-- start --
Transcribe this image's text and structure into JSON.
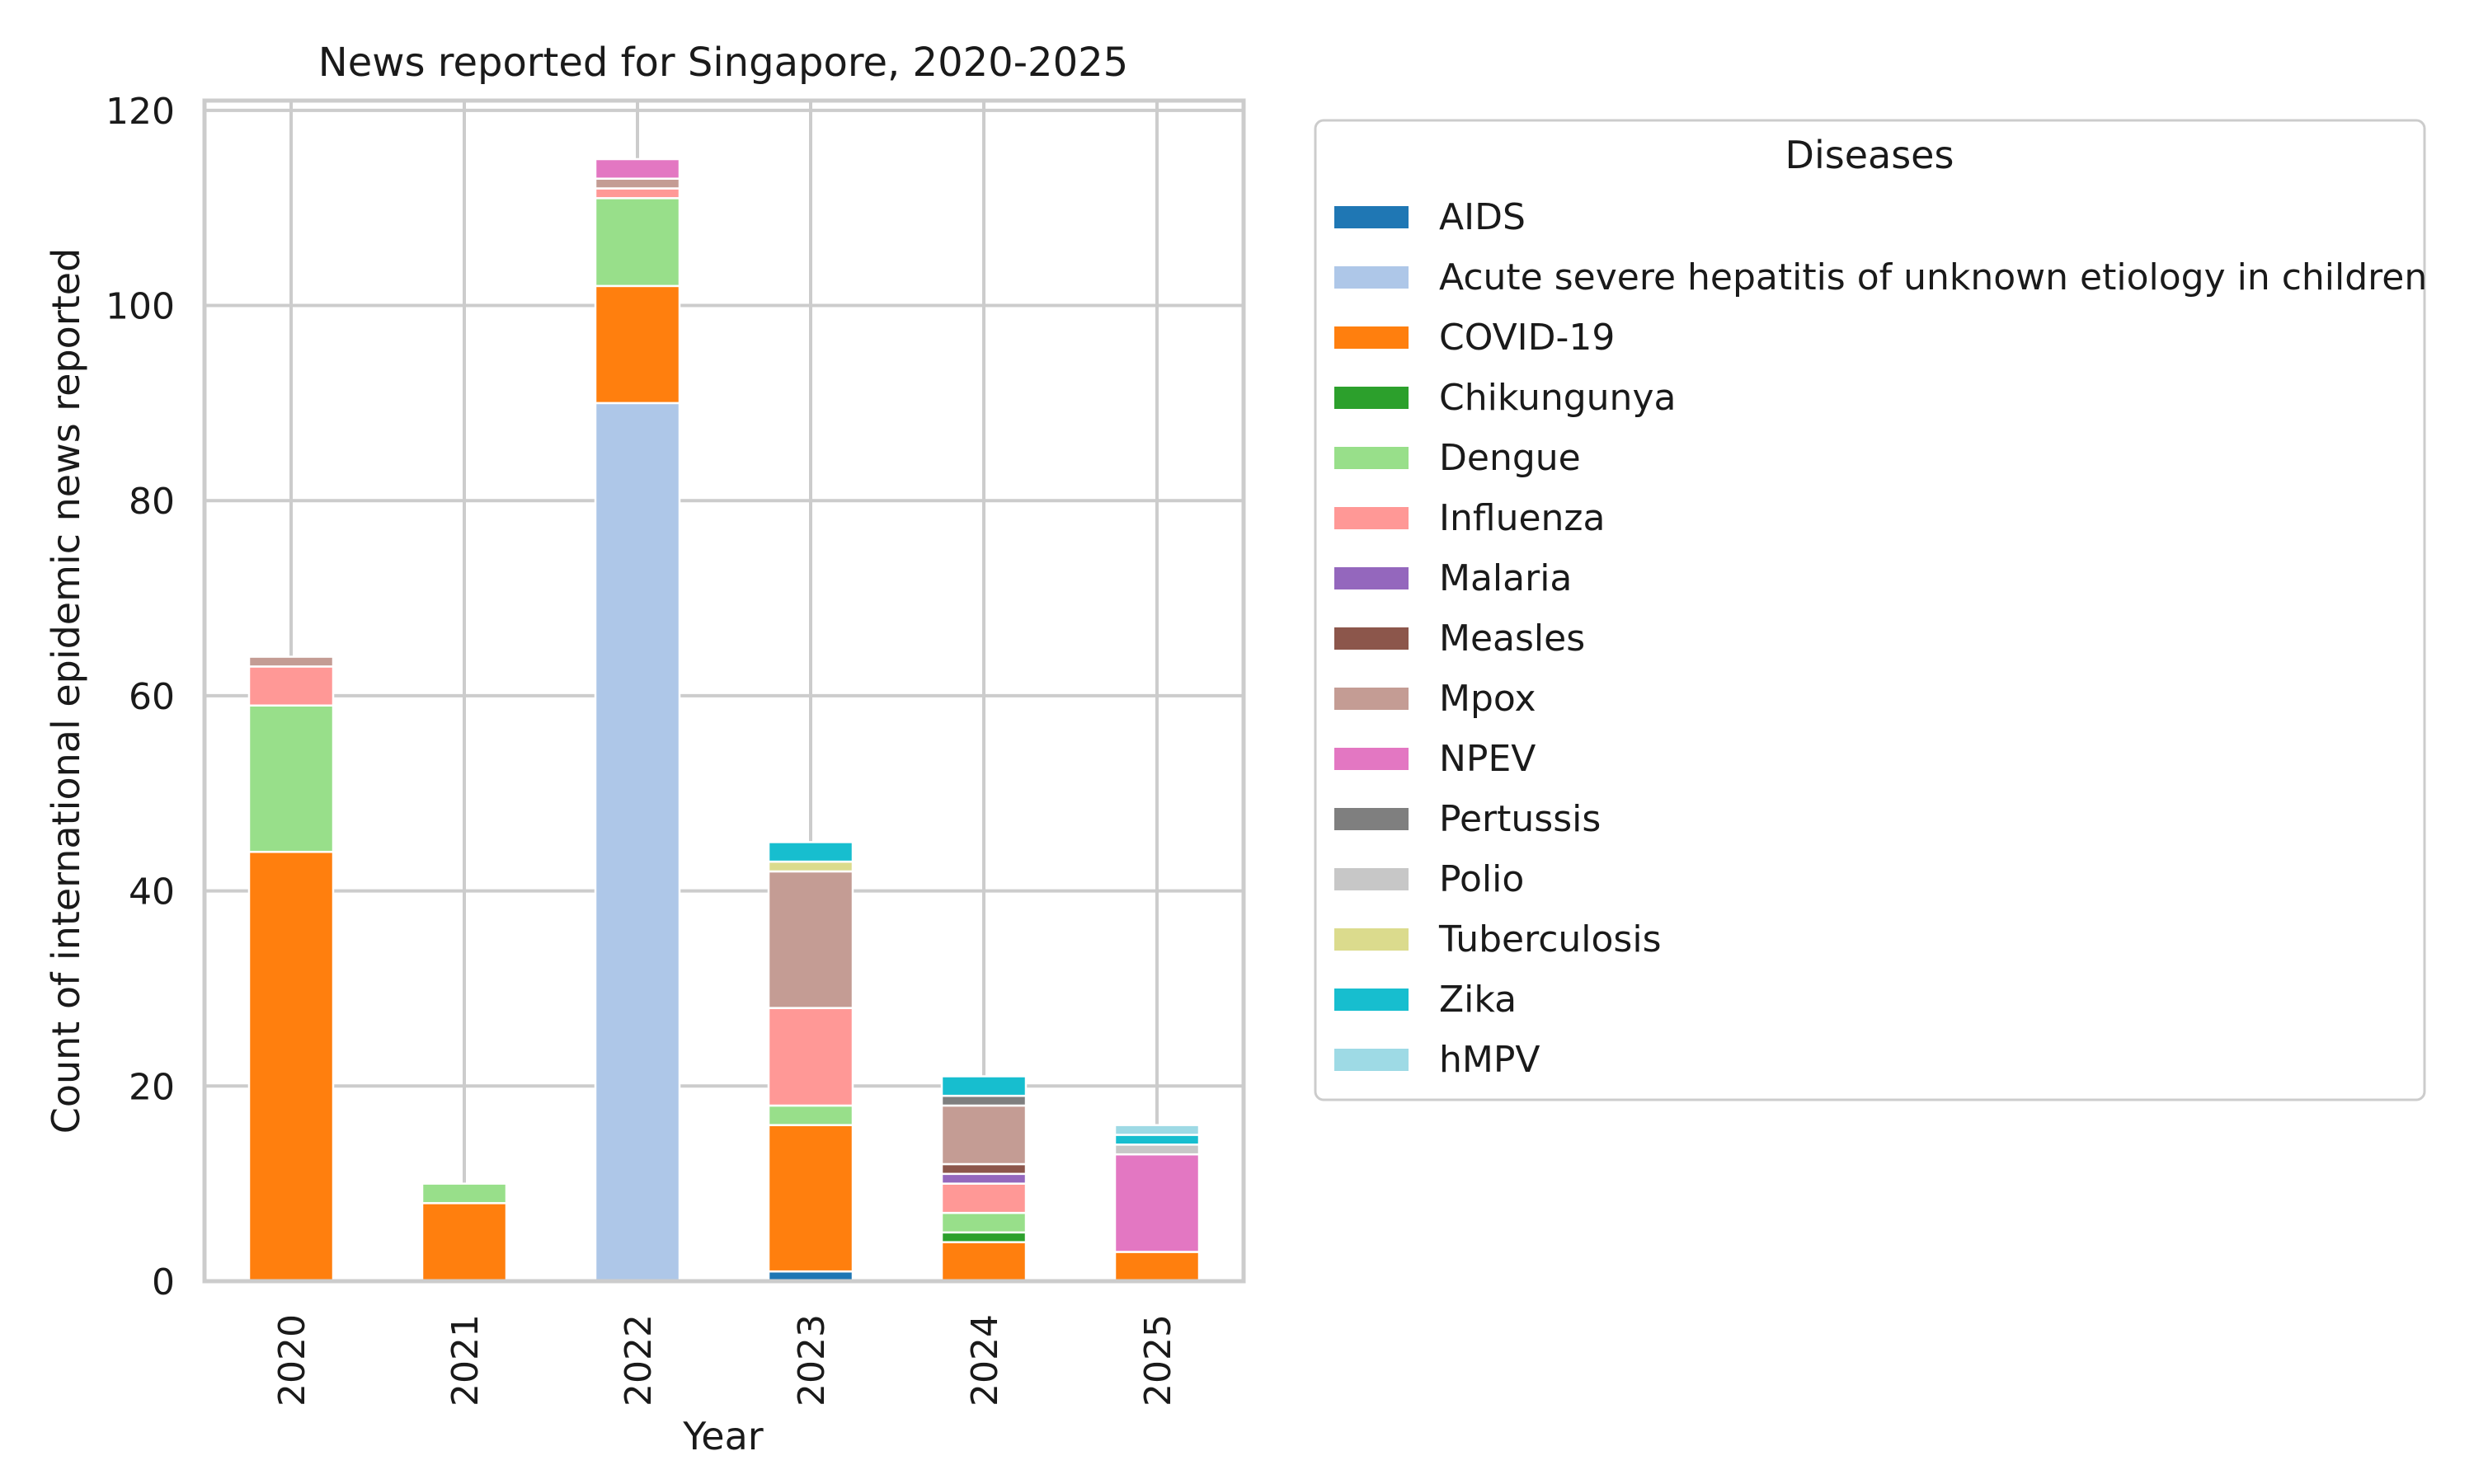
{
  "chart_data": {
    "type": "bar",
    "stacked": true,
    "title": "News reported for Singapore, 2020-2025",
    "xlabel": "Year",
    "ylabel": "Count of international epidemic news reported",
    "ylim": [
      0,
      121
    ],
    "yticks": [
      0,
      20,
      40,
      60,
      80,
      100,
      120
    ],
    "grid": true,
    "categories": [
      "2020",
      "2021",
      "2022",
      "2023",
      "2024",
      "2025"
    ],
    "legend": {
      "title": "Diseases",
      "placement": "right"
    },
    "series": [
      {
        "name": "AIDS",
        "color": "#1f77b4",
        "values": [
          0,
          0,
          0,
          1,
          0,
          0
        ]
      },
      {
        "name": "Acute severe hepatitis of unknown etiology in children",
        "color": "#aec7e8",
        "values": [
          0,
          0,
          90,
          0,
          0,
          0
        ]
      },
      {
        "name": "COVID-19",
        "color": "#ff7f0e",
        "values": [
          44,
          8,
          12,
          15,
          4,
          3
        ]
      },
      {
        "name": "Chikungunya",
        "color": "#2ca02c",
        "values": [
          0,
          0,
          0,
          0,
          1,
          0
        ]
      },
      {
        "name": "Dengue",
        "color": "#98df8a",
        "values": [
          15,
          2,
          9,
          2,
          2,
          0
        ]
      },
      {
        "name": "Influenza",
        "color": "#ff9896",
        "values": [
          4,
          0,
          1,
          10,
          3,
          0
        ]
      },
      {
        "name": "Malaria",
        "color": "#9467bd",
        "values": [
          0,
          0,
          0,
          0,
          1,
          0
        ]
      },
      {
        "name": "Measles",
        "color": "#8c564b",
        "values": [
          0,
          0,
          0,
          0,
          1,
          0
        ]
      },
      {
        "name": "Mpox",
        "color": "#c49c94",
        "values": [
          1,
          0,
          1,
          14,
          6,
          0
        ]
      },
      {
        "name": "NPEV",
        "color": "#e377c2",
        "values": [
          0,
          0,
          2,
          0,
          0,
          10
        ]
      },
      {
        "name": "Pertussis",
        "color": "#7f7f7f",
        "values": [
          0,
          0,
          0,
          0,
          1,
          0
        ]
      },
      {
        "name": "Polio",
        "color": "#c7c7c7",
        "values": [
          0,
          0,
          0,
          0,
          0,
          1
        ]
      },
      {
        "name": "Tuberculosis",
        "color": "#dbdb8d",
        "values": [
          0,
          0,
          0,
          1,
          0,
          0
        ]
      },
      {
        "name": "Zika",
        "color": "#17becf",
        "values": [
          0,
          0,
          0,
          2,
          2,
          1
        ]
      },
      {
        "name": "hMPV",
        "color": "#9edae5",
        "values": [
          0,
          0,
          0,
          0,
          0,
          1
        ]
      }
    ]
  }
}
-- end --
Omit the pictures, then output the rest of the listing exactly.

Solution to the exercise >>
Transcribe this image's text and structure into JSON.
{
  "chart_data": {
    "type": "bar",
    "stacked": true,
    "title": "News reported for Singapore, 2020-2025",
    "xlabel": "Year",
    "ylabel": "Count of international epidemic news reported",
    "ylim": [
      0,
      121
    ],
    "yticks": [
      0,
      20,
      40,
      60,
      80,
      100,
      120
    ],
    "grid": true,
    "categories": [
      "2020",
      "2021",
      "2022",
      "2023",
      "2024",
      "2025"
    ],
    "legend": {
      "title": "Diseases",
      "placement": "right"
    },
    "series": [
      {
        "name": "AIDS",
        "color": "#1f77b4",
        "values": [
          0,
          0,
          0,
          1,
          0,
          0
        ]
      },
      {
        "name": "Acute severe hepatitis of unknown etiology in children",
        "color": "#aec7e8",
        "values": [
          0,
          0,
          90,
          0,
          0,
          0
        ]
      },
      {
        "name": "COVID-19",
        "color": "#ff7f0e",
        "values": [
          44,
          8,
          12,
          15,
          4,
          3
        ]
      },
      {
        "name": "Chikungunya",
        "color": "#2ca02c",
        "values": [
          0,
          0,
          0,
          0,
          1,
          0
        ]
      },
      {
        "name": "Dengue",
        "color": "#98df8a",
        "values": [
          15,
          2,
          9,
          2,
          2,
          0
        ]
      },
      {
        "name": "Influenza",
        "color": "#ff9896",
        "values": [
          4,
          0,
          1,
          10,
          3,
          0
        ]
      },
      {
        "name": "Malaria",
        "color": "#9467bd",
        "values": [
          0,
          0,
          0,
          0,
          1,
          0
        ]
      },
      {
        "name": "Measles",
        "color": "#8c564b",
        "values": [
          0,
          0,
          0,
          0,
          1,
          0
        ]
      },
      {
        "name": "Mpox",
        "color": "#c49c94",
        "values": [
          1,
          0,
          1,
          14,
          6,
          0
        ]
      },
      {
        "name": "NPEV",
        "color": "#e377c2",
        "values": [
          0,
          0,
          2,
          0,
          0,
          10
        ]
      },
      {
        "name": "Pertussis",
        "color": "#7f7f7f",
        "values": [
          0,
          0,
          0,
          0,
          1,
          0
        ]
      },
      {
        "name": "Polio",
        "color": "#c7c7c7",
        "values": [
          0,
          0,
          0,
          0,
          0,
          1
        ]
      },
      {
        "name": "Tuberculosis",
        "color": "#dbdb8d",
        "values": [
          0,
          0,
          0,
          1,
          0,
          0
        ]
      },
      {
        "name": "Zika",
        "color": "#17becf",
        "values": [
          0,
          0,
          0,
          2,
          2,
          1
        ]
      },
      {
        "name": "hMPV",
        "color": "#9edae5",
        "values": [
          0,
          0,
          0,
          0,
          0,
          1
        ]
      }
    ]
  }
}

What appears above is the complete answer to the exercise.